▸ **WHAT TO PRODUCE**
Please copy out every line of the records below without changing a single character.

-- THE RECORDS start --

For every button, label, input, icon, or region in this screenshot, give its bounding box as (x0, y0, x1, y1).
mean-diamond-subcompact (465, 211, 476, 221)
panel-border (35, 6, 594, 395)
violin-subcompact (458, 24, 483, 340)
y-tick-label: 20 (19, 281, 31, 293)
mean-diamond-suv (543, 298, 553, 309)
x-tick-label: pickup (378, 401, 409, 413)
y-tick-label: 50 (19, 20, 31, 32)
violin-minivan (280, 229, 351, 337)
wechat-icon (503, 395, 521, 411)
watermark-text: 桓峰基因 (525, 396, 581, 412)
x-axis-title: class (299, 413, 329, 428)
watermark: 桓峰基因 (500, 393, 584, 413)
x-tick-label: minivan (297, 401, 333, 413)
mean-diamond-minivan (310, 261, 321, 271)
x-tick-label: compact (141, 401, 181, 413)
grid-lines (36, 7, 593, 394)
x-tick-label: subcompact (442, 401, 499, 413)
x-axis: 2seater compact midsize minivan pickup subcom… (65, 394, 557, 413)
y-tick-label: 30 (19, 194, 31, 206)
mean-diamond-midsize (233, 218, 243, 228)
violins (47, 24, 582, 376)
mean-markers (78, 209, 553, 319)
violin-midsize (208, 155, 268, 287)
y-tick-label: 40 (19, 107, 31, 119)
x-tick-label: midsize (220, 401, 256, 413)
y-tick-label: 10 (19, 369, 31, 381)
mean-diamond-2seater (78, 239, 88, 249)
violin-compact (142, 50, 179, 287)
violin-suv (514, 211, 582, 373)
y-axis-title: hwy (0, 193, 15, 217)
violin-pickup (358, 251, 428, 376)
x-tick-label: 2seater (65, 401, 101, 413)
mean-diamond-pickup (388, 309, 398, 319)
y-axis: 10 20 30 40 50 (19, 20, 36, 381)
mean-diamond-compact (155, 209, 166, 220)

-- THE RECORDS end --

▸ **PROBLEM SOLUTION**
For every button, label, input, icon, or region in this screenshot, give its bounding box as (x0, y0, x1, y1).
mean-diamond-subcompact (465, 211, 476, 221)
panel-border (35, 6, 594, 395)
violin-subcompact (458, 24, 483, 340)
y-tick-label: 20 (19, 281, 31, 293)
mean-diamond-suv (543, 298, 553, 309)
x-tick-label: pickup (378, 401, 409, 413)
y-tick-label: 50 (19, 20, 31, 32)
violin-minivan (280, 229, 351, 337)
wechat-icon (503, 395, 521, 411)
watermark-text: 桓峰基因 (525, 396, 581, 412)
x-axis-title: class (299, 413, 329, 428)
watermark: 桓峰基因 (500, 393, 584, 413)
x-tick-label: minivan (297, 401, 333, 413)
mean-diamond-minivan (310, 261, 321, 271)
x-tick-label: compact (141, 401, 181, 413)
grid-lines (36, 7, 593, 394)
x-tick-label: subcompact (442, 401, 499, 413)
x-axis: 2seater compact midsize minivan pickup subcom… (65, 394, 557, 413)
y-tick-label: 30 (19, 194, 31, 206)
mean-diamond-midsize (233, 218, 243, 228)
violins (47, 24, 582, 376)
mean-markers (78, 209, 553, 319)
violin-midsize (208, 155, 268, 287)
y-tick-label: 40 (19, 107, 31, 119)
x-tick-label: midsize (220, 401, 256, 413)
y-tick-label: 10 (19, 369, 31, 381)
mean-diamond-2seater (78, 239, 88, 249)
violin-compact (142, 50, 179, 287)
violin-suv (514, 211, 582, 373)
y-axis-title: hwy (0, 193, 15, 217)
violin-pickup (358, 251, 428, 376)
x-tick-label: 2seater (65, 401, 101, 413)
mean-diamond-pickup (388, 309, 398, 319)
y-axis: 10 20 30 40 50 (19, 20, 36, 381)
mean-diamond-compact (155, 209, 166, 220)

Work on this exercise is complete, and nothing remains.